- EXERCISE -
Reproduce the data in its entirety, exactly as supplied.

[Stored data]
::::

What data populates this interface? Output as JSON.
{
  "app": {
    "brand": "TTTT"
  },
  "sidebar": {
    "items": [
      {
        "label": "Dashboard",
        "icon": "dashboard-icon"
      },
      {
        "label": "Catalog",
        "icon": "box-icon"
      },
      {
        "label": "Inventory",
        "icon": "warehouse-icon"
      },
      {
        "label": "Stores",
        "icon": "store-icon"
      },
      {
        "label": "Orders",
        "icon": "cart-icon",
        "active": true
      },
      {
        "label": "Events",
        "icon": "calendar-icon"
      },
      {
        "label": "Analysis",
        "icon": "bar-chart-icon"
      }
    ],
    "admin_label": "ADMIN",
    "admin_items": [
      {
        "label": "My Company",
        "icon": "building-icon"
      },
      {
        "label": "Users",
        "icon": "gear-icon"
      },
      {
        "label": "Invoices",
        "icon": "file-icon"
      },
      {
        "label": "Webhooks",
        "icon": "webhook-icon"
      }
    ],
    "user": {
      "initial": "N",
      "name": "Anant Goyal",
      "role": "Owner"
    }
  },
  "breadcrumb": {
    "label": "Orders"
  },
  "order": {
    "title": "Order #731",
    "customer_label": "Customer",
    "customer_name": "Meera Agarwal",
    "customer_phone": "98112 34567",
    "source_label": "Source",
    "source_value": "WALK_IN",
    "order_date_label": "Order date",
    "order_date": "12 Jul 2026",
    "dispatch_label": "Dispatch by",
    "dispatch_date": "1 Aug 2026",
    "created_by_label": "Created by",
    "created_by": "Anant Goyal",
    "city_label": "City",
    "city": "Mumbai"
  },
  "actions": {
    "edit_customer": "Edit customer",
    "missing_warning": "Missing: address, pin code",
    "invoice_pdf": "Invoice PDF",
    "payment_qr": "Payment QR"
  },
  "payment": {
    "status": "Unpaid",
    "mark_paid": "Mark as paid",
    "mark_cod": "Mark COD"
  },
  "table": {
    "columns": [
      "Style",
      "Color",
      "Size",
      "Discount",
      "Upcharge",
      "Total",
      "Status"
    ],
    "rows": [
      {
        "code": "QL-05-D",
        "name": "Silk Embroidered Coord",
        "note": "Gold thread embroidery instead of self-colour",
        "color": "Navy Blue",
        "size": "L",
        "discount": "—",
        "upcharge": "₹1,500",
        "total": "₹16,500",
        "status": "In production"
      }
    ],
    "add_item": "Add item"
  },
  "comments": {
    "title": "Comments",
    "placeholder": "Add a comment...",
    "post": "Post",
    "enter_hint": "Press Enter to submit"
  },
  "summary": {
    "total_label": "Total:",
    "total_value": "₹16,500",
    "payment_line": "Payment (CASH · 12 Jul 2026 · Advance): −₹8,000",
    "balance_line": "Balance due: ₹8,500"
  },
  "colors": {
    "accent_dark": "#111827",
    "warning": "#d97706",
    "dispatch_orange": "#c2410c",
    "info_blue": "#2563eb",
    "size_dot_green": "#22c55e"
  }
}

::::

- RESULT -
What data populates this interface? Output as JSON.
{
  "app": {
    "brand": "TTTT"
  },
  "sidebar": {
    "items": [
      {
        "label": "Dashboard",
        "icon": "dashboard-icon"
      },
      {
        "label": "Catalog",
        "icon": "box-icon"
      },
      {
        "label": "Inventory",
        "icon": "warehouse-icon"
      },
      {
        "label": "Stores",
        "icon": "store-icon"
      },
      {
        "label": "Orders",
        "icon": "cart-icon",
        "active": true
      },
      {
        "label": "Events",
        "icon": "calendar-icon"
      },
      {
        "label": "Analysis",
        "icon": "bar-chart-icon"
      }
    ],
    "admin_label": "ADMIN",
    "admin_items": [
      {
        "label": "My Company",
        "icon": "building-icon"
      },
      {
        "label": "Users",
        "icon": "gear-icon"
      },
      {
        "label": "Invoices",
        "icon": "file-icon"
      },
      {
        "label": "Webhooks",
        "icon": "webhook-icon"
      }
    ],
    "user": {
      "initial": "N",
      "name": "Anant Goyal",
      "role": "Owner"
    }
  },
  "breadcrumb": {
    "label": "Orders"
  },
  "order": {
    "title": "Order #731",
    "customer_label": "Customer",
    "customer_name": "Meera Agarwal",
    "customer_phone": "98112 34567",
    "source_label": "Source",
    "source_value": "WALK_IN",
    "order_date_label": "Order date",
    "order_date": "12 Jul 2026",
    "dispatch_label": "Dispatch by",
    "dispatch_date": "1 Aug 2026",
    "created_by_label": "Created by",
    "created_by": "Anant Goyal",
    "city_label": "City",
    "city": "Mumbai"
  },
  "actions": {
    "edit_customer": "Edit customer",
    "missing_warning": "Missing: address, pin code",
    "invoice_pdf": "Invoice PDF",
    "payment_qr": "Payment QR"
  },
  "payment": {
    "status": "Unpaid",
    "mark_paid": "Mark as paid",
    "mark_cod": "Mark COD"
  },
  "table": {
    "columns": [
      "Style",
      "Color",
      "Size",
      "Discount",
      "Upcharge",
      "Total",
      "Status"
    ],
    "rows": [
      {
        "code": "QL-05-D",
        "name": "Silk Embroidered Coord",
        "note": "Gold thread embroidery instead of self-colour",
        "color": "Navy Blue",
        "size": "L",
        "discount": "—",
        "upcharge": "₹1,500",
        "total": "₹16,500",
        "status": "In production"
      }
    ],
    "add_item": "Add item"
  },
  "comments": {
    "title": "Comments",
    "placeholder": "Add a comment...",
    "post": "Post",
    "enter_hint": "Press Enter to submit"
  },
  "summary": {
    "total_label": "Total:",
    "total_value": "₹16,500",
    "payment_line": "Payment (CASH · 12 Jul 2026 · Advance): −₹8,000",
    "balance_line": "Balance due: ₹8,500"
  },
  "colors": {
    "accent_dark": "#111827",
    "warning": "#d97706",
    "dispatch_orange": "#c2410c",
    "info_blue": "#2563eb",
    "size_dot_green": "#22c55e"
  }
}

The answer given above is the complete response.